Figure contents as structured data
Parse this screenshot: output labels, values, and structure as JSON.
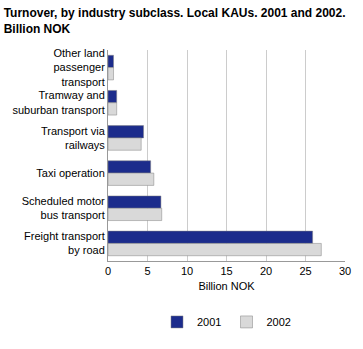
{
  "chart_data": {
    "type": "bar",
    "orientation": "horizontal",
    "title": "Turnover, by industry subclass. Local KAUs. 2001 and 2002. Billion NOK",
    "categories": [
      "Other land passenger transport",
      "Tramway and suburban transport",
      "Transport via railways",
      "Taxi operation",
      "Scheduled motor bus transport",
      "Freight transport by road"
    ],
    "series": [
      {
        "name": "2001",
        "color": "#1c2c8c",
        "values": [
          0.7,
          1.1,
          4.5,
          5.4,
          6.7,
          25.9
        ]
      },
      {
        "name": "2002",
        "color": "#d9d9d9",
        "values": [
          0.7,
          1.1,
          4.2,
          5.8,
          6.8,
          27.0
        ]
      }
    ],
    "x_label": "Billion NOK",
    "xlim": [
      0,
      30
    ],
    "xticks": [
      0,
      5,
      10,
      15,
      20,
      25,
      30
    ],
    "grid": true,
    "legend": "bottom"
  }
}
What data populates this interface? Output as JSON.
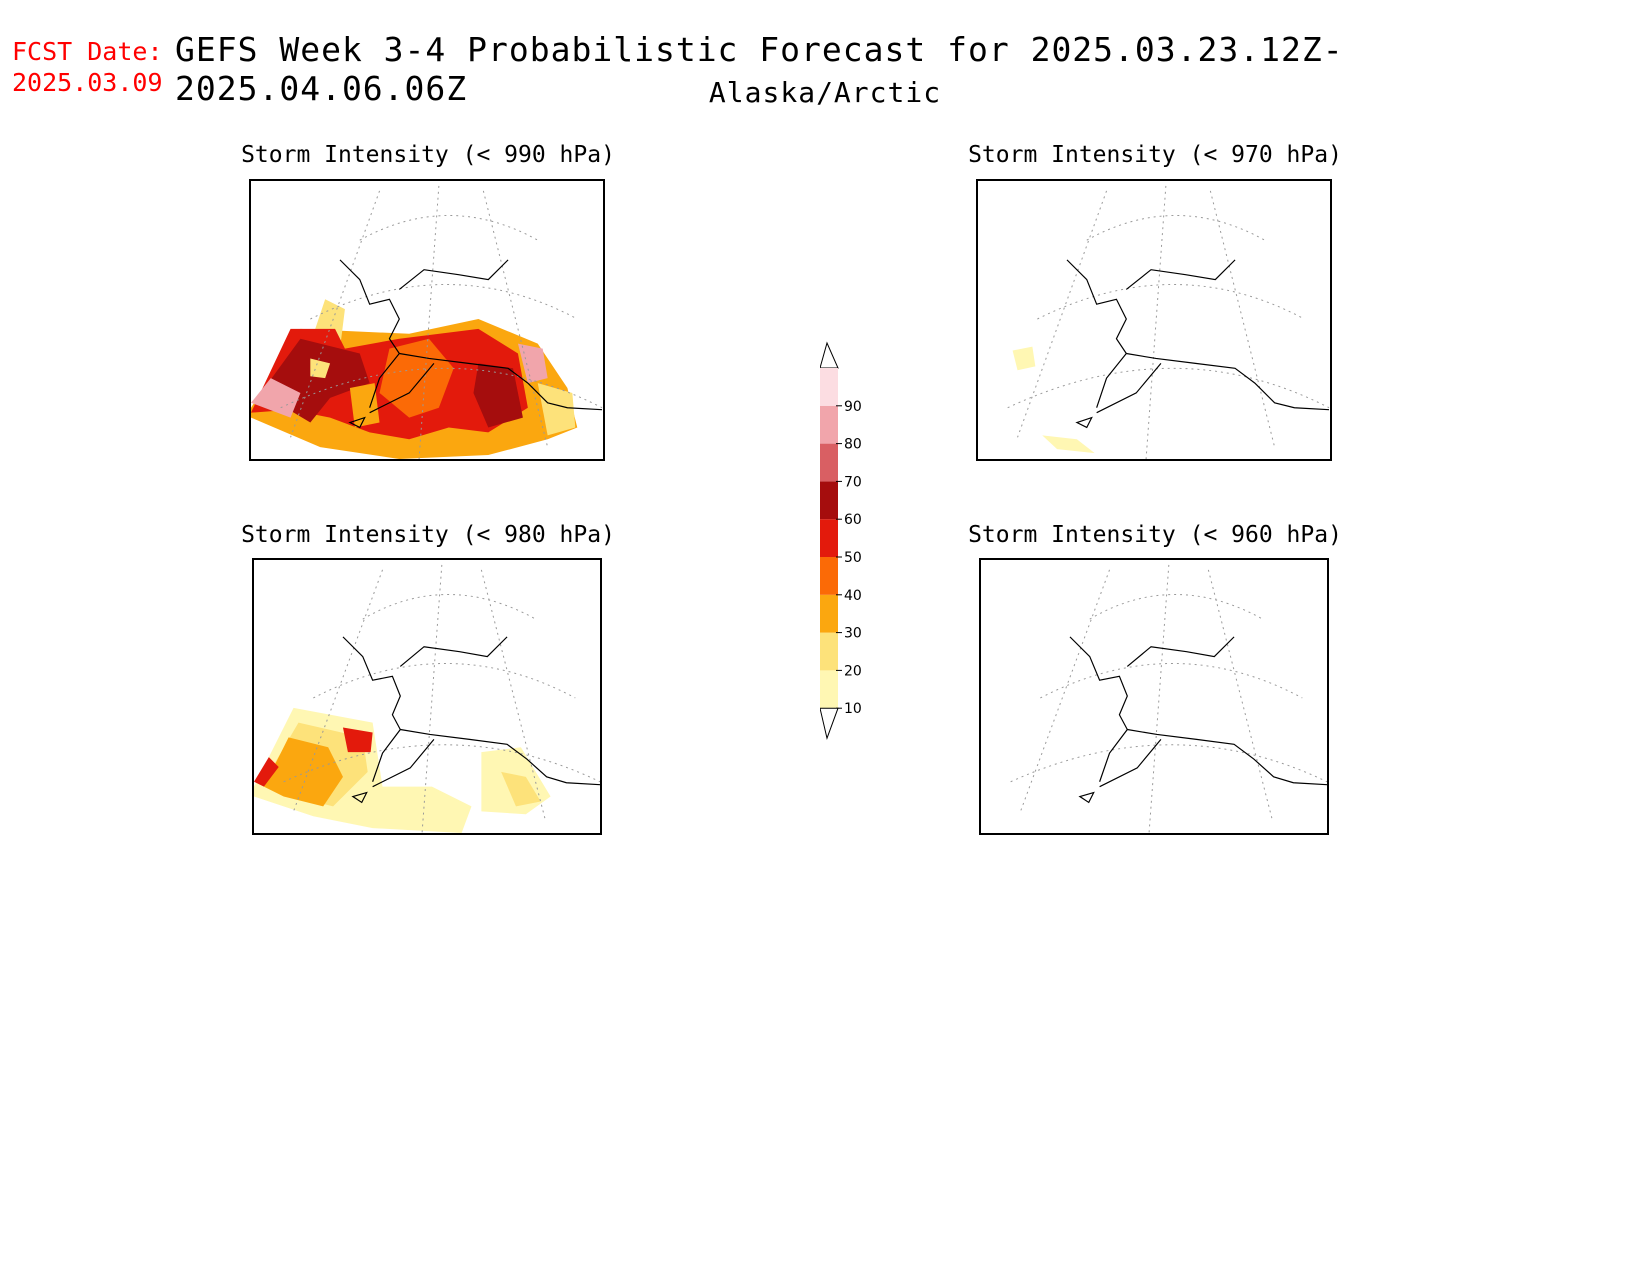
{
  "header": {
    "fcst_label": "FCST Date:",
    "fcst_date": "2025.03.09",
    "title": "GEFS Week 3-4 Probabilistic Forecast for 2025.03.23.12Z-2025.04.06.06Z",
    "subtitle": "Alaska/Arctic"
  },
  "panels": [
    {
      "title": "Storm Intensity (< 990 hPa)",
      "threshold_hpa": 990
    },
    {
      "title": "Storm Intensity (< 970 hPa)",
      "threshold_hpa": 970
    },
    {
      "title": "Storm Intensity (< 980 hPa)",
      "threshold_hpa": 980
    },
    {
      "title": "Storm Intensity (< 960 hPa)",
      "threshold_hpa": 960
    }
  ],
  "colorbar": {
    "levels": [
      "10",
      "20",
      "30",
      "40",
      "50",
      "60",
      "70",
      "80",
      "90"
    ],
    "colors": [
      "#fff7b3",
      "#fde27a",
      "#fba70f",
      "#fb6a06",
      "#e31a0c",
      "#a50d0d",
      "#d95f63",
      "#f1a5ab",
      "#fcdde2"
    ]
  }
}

==

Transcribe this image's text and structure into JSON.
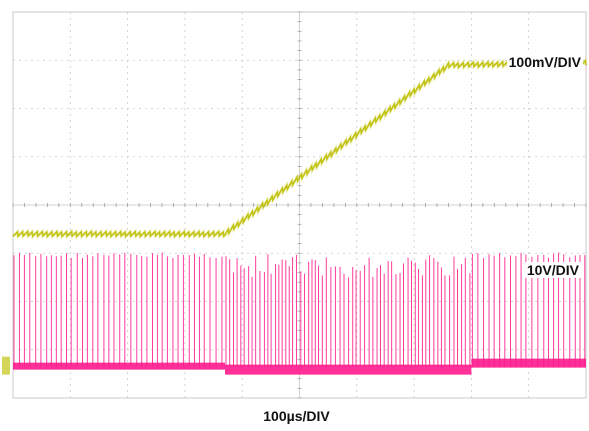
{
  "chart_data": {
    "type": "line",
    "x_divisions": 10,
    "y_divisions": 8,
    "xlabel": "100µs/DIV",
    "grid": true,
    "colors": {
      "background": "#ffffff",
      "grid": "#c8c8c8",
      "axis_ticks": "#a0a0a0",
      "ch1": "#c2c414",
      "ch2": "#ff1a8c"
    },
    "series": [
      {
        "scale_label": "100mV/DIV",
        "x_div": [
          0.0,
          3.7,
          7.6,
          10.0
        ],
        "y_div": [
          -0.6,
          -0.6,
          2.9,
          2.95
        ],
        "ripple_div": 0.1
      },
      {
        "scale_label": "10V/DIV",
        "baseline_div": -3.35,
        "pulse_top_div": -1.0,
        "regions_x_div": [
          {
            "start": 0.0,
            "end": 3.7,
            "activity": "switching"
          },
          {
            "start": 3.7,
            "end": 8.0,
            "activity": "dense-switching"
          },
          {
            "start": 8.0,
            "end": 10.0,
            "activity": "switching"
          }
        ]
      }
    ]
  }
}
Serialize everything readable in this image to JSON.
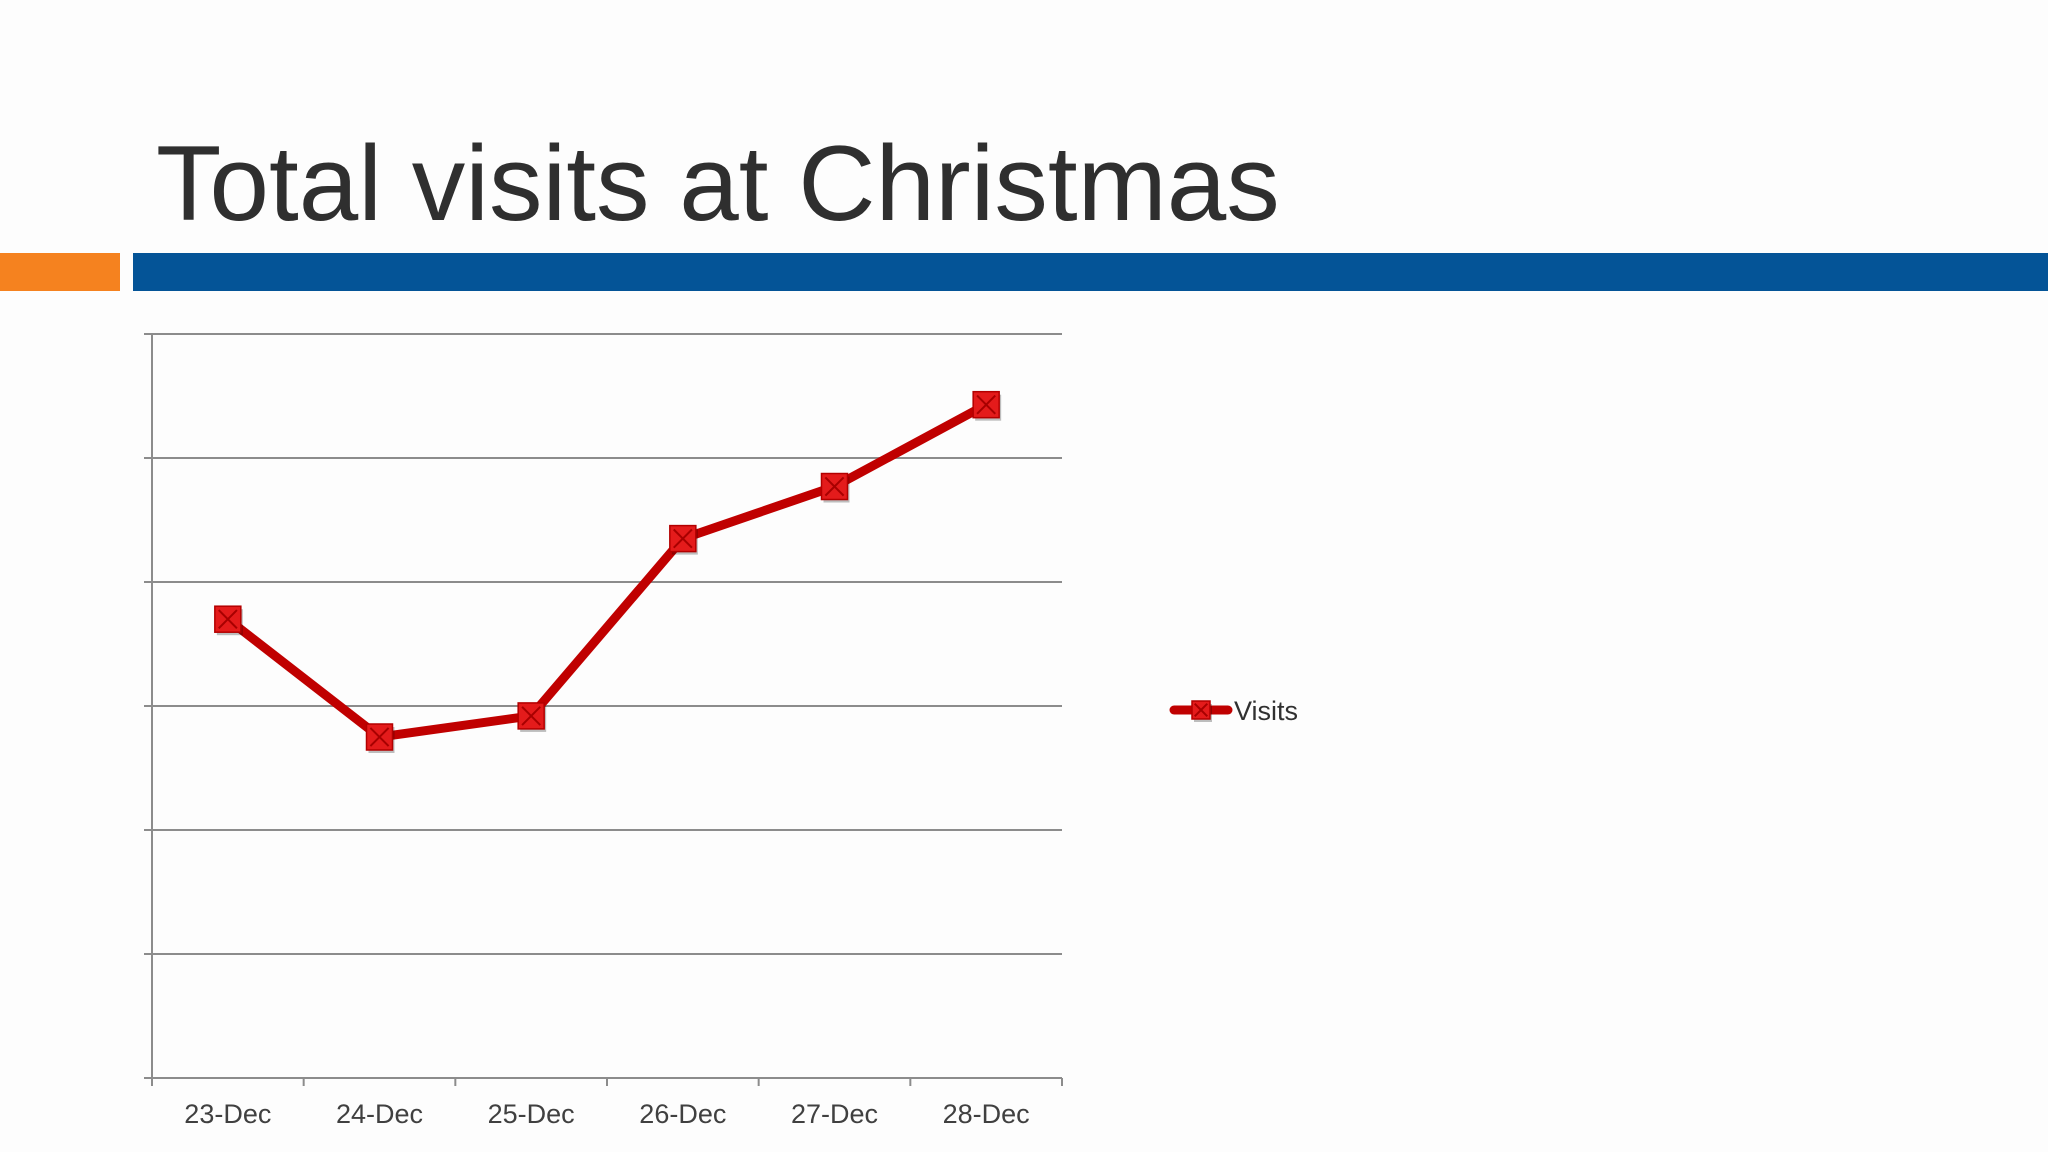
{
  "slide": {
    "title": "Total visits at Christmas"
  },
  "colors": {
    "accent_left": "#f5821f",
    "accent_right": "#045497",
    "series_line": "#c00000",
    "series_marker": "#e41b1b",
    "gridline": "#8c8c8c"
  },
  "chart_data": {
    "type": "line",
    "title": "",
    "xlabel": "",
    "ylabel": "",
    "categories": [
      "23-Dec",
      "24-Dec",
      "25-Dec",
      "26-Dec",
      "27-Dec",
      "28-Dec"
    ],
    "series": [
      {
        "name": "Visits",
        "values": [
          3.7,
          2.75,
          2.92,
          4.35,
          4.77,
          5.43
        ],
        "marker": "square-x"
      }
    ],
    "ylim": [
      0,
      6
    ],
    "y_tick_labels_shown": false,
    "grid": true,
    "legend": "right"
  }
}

--

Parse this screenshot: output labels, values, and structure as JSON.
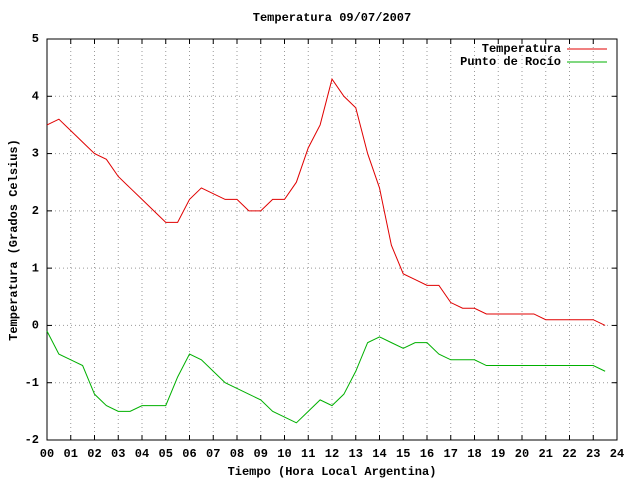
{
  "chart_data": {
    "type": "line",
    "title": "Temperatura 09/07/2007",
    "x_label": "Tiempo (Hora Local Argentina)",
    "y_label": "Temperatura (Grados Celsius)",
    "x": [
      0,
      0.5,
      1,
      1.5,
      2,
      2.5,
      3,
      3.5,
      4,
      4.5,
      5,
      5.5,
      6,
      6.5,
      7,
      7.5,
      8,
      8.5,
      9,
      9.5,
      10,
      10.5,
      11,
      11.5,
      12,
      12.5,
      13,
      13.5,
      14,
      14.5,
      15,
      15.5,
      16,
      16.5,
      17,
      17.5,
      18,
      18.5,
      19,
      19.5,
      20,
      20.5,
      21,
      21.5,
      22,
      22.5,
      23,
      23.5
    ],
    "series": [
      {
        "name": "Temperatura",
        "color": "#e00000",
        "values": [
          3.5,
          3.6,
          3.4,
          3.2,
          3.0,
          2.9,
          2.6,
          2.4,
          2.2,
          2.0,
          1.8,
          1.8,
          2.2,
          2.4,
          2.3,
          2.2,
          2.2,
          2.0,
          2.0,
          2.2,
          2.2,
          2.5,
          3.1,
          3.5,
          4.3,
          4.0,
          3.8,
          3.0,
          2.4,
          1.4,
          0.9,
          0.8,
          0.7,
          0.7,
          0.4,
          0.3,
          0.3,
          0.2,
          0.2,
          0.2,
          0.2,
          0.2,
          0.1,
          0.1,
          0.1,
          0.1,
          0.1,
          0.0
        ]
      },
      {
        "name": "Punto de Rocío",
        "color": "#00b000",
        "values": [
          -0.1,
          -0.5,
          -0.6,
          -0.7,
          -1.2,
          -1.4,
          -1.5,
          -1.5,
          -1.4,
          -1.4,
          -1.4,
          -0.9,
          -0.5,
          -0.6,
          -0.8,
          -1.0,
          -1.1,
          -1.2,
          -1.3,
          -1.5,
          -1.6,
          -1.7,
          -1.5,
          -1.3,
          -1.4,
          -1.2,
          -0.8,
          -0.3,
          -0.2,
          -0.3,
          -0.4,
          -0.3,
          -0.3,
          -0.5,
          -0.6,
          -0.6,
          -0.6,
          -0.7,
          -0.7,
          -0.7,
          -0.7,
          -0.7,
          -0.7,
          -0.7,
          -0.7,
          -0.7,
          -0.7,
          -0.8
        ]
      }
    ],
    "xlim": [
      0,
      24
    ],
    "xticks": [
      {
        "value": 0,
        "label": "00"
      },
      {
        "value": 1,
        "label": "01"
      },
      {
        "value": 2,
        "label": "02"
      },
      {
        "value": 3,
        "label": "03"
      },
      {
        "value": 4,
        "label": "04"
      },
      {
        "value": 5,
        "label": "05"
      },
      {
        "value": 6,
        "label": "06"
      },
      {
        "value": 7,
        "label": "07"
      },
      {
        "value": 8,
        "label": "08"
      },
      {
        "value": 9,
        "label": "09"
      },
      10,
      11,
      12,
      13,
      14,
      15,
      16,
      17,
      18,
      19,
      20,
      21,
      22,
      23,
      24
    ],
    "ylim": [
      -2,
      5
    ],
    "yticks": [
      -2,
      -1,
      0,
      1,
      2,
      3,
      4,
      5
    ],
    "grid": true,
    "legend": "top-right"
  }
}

__GOAL__.
Across the records, count the lines holding the string "name". Give the number and stop.

__THE SOLUTION__.
5